## EXERCISE INPUT
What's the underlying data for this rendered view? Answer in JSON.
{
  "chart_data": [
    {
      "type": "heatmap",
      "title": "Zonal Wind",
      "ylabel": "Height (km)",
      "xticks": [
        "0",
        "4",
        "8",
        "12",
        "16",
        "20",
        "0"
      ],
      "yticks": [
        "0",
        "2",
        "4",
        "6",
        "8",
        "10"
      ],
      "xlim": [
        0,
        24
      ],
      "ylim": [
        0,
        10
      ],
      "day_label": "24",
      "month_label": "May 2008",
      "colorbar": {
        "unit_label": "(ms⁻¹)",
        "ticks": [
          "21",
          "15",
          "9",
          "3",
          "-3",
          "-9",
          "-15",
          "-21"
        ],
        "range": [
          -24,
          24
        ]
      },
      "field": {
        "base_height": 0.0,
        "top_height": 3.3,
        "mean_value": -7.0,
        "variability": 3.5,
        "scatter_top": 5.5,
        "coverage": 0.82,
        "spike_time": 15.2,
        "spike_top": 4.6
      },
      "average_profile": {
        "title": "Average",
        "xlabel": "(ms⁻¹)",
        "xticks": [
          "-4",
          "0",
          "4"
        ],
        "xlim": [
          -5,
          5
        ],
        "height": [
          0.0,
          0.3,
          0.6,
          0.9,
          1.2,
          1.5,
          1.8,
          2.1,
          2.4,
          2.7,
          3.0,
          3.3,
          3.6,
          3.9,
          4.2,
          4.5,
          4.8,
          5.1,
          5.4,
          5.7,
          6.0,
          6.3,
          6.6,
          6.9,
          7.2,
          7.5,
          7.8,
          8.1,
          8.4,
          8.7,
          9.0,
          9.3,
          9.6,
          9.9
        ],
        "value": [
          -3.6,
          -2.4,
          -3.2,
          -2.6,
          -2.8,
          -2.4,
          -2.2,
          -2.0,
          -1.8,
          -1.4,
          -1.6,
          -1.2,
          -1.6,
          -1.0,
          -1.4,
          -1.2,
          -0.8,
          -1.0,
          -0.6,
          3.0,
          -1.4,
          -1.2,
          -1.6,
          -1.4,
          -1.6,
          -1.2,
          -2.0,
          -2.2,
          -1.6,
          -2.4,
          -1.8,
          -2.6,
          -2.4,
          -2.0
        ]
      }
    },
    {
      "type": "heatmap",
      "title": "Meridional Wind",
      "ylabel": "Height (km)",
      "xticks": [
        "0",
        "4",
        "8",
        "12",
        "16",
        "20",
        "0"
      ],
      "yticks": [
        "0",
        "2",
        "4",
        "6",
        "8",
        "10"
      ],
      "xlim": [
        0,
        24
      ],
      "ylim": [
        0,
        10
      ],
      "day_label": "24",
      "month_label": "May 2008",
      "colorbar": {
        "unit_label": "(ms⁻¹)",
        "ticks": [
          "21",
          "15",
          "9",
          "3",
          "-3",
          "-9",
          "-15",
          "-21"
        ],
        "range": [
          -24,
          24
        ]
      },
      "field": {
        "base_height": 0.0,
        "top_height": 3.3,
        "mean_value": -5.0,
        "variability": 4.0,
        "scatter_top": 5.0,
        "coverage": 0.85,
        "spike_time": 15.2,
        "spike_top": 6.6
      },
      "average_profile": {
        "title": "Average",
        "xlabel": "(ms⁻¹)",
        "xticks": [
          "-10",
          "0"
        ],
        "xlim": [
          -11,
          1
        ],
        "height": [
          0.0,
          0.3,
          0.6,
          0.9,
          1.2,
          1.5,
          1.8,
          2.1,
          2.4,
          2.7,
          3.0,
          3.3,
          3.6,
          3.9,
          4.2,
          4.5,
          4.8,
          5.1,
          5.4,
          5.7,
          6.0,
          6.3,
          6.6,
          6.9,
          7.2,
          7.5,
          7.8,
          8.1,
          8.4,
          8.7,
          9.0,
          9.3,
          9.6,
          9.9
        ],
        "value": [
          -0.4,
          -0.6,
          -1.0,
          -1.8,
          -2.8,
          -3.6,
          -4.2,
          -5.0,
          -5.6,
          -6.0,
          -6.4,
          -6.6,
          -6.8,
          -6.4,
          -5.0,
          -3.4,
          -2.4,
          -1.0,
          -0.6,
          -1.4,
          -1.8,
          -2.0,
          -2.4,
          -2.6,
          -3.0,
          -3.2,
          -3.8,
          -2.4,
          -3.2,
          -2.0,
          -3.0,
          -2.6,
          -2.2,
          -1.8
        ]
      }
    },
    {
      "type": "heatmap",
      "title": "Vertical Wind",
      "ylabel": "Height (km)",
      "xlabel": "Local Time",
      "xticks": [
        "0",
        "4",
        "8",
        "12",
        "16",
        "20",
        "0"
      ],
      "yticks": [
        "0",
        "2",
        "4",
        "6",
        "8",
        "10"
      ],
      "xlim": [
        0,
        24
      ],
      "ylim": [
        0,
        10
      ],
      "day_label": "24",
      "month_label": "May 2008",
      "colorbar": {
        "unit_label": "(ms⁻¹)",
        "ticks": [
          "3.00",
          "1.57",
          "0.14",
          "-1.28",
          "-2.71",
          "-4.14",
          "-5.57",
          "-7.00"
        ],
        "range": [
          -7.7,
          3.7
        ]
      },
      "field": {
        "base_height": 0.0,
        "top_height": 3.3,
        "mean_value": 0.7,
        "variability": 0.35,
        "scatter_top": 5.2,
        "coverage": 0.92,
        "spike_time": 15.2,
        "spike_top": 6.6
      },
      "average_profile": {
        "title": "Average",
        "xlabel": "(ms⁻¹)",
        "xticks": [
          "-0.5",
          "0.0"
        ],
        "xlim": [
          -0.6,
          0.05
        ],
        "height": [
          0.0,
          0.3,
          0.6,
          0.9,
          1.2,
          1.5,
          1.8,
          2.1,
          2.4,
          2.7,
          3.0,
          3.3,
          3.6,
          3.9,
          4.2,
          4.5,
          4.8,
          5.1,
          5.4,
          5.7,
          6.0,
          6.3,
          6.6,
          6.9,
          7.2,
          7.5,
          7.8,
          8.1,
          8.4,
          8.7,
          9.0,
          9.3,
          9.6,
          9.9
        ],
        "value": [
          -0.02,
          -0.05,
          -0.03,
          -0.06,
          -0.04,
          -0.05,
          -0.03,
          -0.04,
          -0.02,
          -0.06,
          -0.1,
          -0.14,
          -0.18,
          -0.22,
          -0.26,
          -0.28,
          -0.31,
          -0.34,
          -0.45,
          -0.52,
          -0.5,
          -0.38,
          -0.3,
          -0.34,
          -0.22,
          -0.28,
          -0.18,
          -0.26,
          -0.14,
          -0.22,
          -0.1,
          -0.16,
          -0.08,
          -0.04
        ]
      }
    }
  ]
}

## AIM
Give only the number of lines in the records that contain the string "Wind".

## EXERCISE ANSWER
3